** Exercise aim **
Transcribe every record that appears below, exactly and in full.

-- BEGIN --

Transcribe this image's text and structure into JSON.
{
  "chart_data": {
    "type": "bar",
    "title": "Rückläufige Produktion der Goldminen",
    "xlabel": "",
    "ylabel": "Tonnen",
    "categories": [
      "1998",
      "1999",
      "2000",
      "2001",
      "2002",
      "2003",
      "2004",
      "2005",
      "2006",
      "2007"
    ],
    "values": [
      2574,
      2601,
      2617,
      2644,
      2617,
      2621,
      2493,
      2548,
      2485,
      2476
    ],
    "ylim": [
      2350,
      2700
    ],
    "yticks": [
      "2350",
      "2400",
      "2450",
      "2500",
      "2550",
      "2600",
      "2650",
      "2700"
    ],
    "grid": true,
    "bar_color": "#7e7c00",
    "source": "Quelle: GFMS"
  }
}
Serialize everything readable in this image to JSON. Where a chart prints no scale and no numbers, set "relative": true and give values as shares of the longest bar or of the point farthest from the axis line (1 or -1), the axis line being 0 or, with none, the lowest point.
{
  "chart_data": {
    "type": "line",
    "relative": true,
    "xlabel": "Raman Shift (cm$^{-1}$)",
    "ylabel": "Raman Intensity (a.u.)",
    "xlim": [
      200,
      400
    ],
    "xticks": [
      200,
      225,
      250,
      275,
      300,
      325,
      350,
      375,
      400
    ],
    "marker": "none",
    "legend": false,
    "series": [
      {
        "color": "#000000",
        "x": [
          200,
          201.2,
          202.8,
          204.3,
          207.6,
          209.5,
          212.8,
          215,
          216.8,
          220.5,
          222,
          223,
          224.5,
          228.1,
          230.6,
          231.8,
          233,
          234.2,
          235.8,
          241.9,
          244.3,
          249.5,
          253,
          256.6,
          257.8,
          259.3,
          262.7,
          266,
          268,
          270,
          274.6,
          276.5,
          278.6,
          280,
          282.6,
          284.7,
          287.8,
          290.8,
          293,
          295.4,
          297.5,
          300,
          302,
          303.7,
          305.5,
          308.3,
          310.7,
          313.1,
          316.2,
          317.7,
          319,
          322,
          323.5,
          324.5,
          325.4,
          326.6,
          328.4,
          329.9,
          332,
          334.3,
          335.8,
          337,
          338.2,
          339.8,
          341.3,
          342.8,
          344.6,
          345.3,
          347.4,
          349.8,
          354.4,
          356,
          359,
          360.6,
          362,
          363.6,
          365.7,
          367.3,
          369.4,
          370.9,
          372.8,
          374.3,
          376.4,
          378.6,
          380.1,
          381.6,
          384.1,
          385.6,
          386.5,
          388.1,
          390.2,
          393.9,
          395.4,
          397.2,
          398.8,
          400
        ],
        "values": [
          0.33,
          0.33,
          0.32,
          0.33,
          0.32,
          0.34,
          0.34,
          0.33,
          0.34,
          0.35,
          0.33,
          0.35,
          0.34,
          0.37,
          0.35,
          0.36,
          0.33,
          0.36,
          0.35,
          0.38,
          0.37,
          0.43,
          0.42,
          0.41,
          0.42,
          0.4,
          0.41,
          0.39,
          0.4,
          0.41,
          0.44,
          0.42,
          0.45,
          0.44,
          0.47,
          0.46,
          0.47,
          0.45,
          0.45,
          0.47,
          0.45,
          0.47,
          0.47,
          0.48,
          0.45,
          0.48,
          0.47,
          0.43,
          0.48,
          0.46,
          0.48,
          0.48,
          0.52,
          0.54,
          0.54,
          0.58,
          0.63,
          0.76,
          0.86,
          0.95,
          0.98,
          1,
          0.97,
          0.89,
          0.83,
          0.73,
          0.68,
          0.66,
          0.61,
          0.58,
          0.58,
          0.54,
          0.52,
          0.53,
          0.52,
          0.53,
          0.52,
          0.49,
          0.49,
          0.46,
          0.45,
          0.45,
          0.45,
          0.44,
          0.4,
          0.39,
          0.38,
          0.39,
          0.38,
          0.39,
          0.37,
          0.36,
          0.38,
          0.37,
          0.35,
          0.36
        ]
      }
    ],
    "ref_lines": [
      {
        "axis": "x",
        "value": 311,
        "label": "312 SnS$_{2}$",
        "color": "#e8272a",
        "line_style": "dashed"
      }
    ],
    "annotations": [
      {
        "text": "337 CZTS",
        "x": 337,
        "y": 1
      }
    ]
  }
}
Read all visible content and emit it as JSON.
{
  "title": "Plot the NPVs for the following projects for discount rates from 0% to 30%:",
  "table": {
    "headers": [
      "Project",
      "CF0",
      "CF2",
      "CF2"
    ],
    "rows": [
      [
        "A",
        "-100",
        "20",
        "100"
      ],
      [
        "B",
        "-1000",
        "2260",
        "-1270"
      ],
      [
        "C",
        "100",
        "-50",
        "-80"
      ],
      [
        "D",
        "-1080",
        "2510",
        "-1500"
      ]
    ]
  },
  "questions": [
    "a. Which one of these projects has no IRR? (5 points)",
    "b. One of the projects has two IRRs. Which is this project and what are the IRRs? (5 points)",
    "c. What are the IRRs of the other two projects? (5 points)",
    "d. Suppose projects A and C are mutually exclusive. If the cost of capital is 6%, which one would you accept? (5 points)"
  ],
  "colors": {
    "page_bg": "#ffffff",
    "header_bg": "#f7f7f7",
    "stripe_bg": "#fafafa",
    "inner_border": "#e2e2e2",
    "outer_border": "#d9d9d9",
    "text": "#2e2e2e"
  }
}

-- END --

** Answer for this exercise **
Transcribe this image's text and structure into JSON.
{
  "chart_data": {
    "type": "bar",
    "title": "Rückläufige Produktion der Goldminen",
    "xlabel": "",
    "ylabel": "Tonnen",
    "categories": [
      "1998",
      "1999",
      "2000",
      "2001",
      "2002",
      "2003",
      "2004",
      "2005",
      "2006",
      "2007"
    ],
    "values": [
      2574,
      2601,
      2617,
      2644,
      2617,
      2621,
      2493,
      2548,
      2485,
      2476
    ],
    "ylim": [
      2350,
      2700
    ],
    "yticks": [
      "2350",
      "2400",
      "2450",
      "2500",
      "2550",
      "2600",
      "2650",
      "2700"
    ],
    "grid": true,
    "bar_color": "#7e7c00",
    "source": "Quelle: GFMS"
  }
}
Serialize everything readable in this image to JSON. Where a chart prints no scale and no numbers, set "relative": true and give values as shares of the longest bar or of the point farthest from the axis line (1 or -1), the axis line being 0 or, with none, the lowest point.
{
  "chart_data": {
    "type": "line",
    "relative": true,
    "xlabel": "Raman Shift (cm$^{-1}$)",
    "ylabel": "Raman Intensity (a.u.)",
    "xlim": [
      200,
      400
    ],
    "xticks": [
      200,
      225,
      250,
      275,
      300,
      325,
      350,
      375,
      400
    ],
    "marker": "none",
    "legend": false,
    "series": [
      {
        "color": "#000000",
        "x": [
          200,
          201.2,
          202.8,
          204.3,
          207.6,
          209.5,
          212.8,
          215,
          216.8,
          220.5,
          222,
          223,
          224.5,
          228.1,
          230.6,
          231.8,
          233,
          234.2,
          235.8,
          241.9,
          244.3,
          249.5,
          253,
          256.6,
          257.8,
          259.3,
          262.7,
          266,
          268,
          270,
          274.6,
          276.5,
          278.6,
          280,
          282.6,
          284.7,
          287.8,
          290.8,
          293,
          295.4,
          297.5,
          300,
          302,
          303.7,
          305.5,
          308.3,
          310.7,
          313.1,
          316.2,
          317.7,
          319,
          322,
          323.5,
          324.5,
          325.4,
          326.6,
          328.4,
          329.9,
          332,
          334.3,
          335.8,
          337,
          338.2,
          339.8,
          341.3,
          342.8,
          344.6,
          345.3,
          347.4,
          349.8,
          354.4,
          356,
          359,
          360.6,
          362,
          363.6,
          365.7,
          367.3,
          369.4,
          370.9,
          372.8,
          374.3,
          376.4,
          378.6,
          380.1,
          381.6,
          384.1,
          385.6,
          386.5,
          388.1,
          390.2,
          393.9,
          395.4,
          397.2,
          398.8,
          400
        ],
        "values": [
          0.33,
          0.33,
          0.32,
          0.33,
          0.32,
          0.34,
          0.34,
          0.33,
          0.34,
          0.35,
          0.33,
          0.35,
          0.34,
          0.37,
          0.35,
          0.36,
          0.33,
          0.36,
          0.35,
          0.38,
          0.37,
          0.43,
          0.42,
          0.41,
          0.42,
          0.4,
          0.41,
          0.39,
          0.4,
          0.41,
          0.44,
          0.42,
          0.45,
          0.44,
          0.47,
          0.46,
          0.47,
          0.45,
          0.45,
          0.47,
          0.45,
          0.47,
          0.47,
          0.48,
          0.45,
          0.48,
          0.47,
          0.43,
          0.48,
          0.46,
          0.48,
          0.48,
          0.52,
          0.54,
          0.54,
          0.58,
          0.63,
          0.76,
          0.86,
          0.95,
          0.98,
          1,
          0.97,
          0.89,
          0.83,
          0.73,
          0.68,
          0.66,
          0.61,
          0.58,
          0.58,
          0.54,
          0.52,
          0.53,
          0.52,
          0.53,
          0.52,
          0.49,
          0.49,
          0.46,
          0.45,
          0.45,
          0.45,
          0.44,
          0.4,
          0.39,
          0.38,
          0.39,
          0.38,
          0.39,
          0.37,
          0.36,
          0.38,
          0.37,
          0.35,
          0.36
        ]
      }
    ],
    "ref_lines": [
      {
        "axis": "x",
        "value": 311,
        "label": "312 SnS$_{2}$",
        "color": "#e8272a",
        "line_style": "dashed"
      }
    ],
    "annotations": [
      {
        "text": "337 CZTS",
        "x": 337,
        "y": 1
      }
    ]
  }
}
Read all visible content and emit it as JSON.
{
  "title": "Plot the NPVs for the following projects for discount rates from 0% to 30%:",
  "table": {
    "headers": [
      "Project",
      "CF0",
      "CF2",
      "CF2"
    ],
    "rows": [
      [
        "A",
        "-100",
        "20",
        "100"
      ],
      [
        "B",
        "-1000",
        "2260",
        "-1270"
      ],
      [
        "C",
        "100",
        "-50",
        "-80"
      ],
      [
        "D",
        "-1080",
        "2510",
        "-1500"
      ]
    ]
  },
  "questions": [
    "a. Which one of these projects has no IRR? (5 points)",
    "b. One of the projects has two IRRs. Which is this project and what are the IRRs? (5 points)",
    "c. What are the IRRs of the other two projects? (5 points)",
    "d. Suppose projects A and C are mutually exclusive. If the cost of capital is 6%, which one would you accept? (5 points)"
  ],
  "colors": {
    "page_bg": "#ffffff",
    "header_bg": "#f7f7f7",
    "stripe_bg": "#fafafa",
    "inner_border": "#e2e2e2",
    "outer_border": "#d9d9d9",
    "text": "#2e2e2e"
  }
}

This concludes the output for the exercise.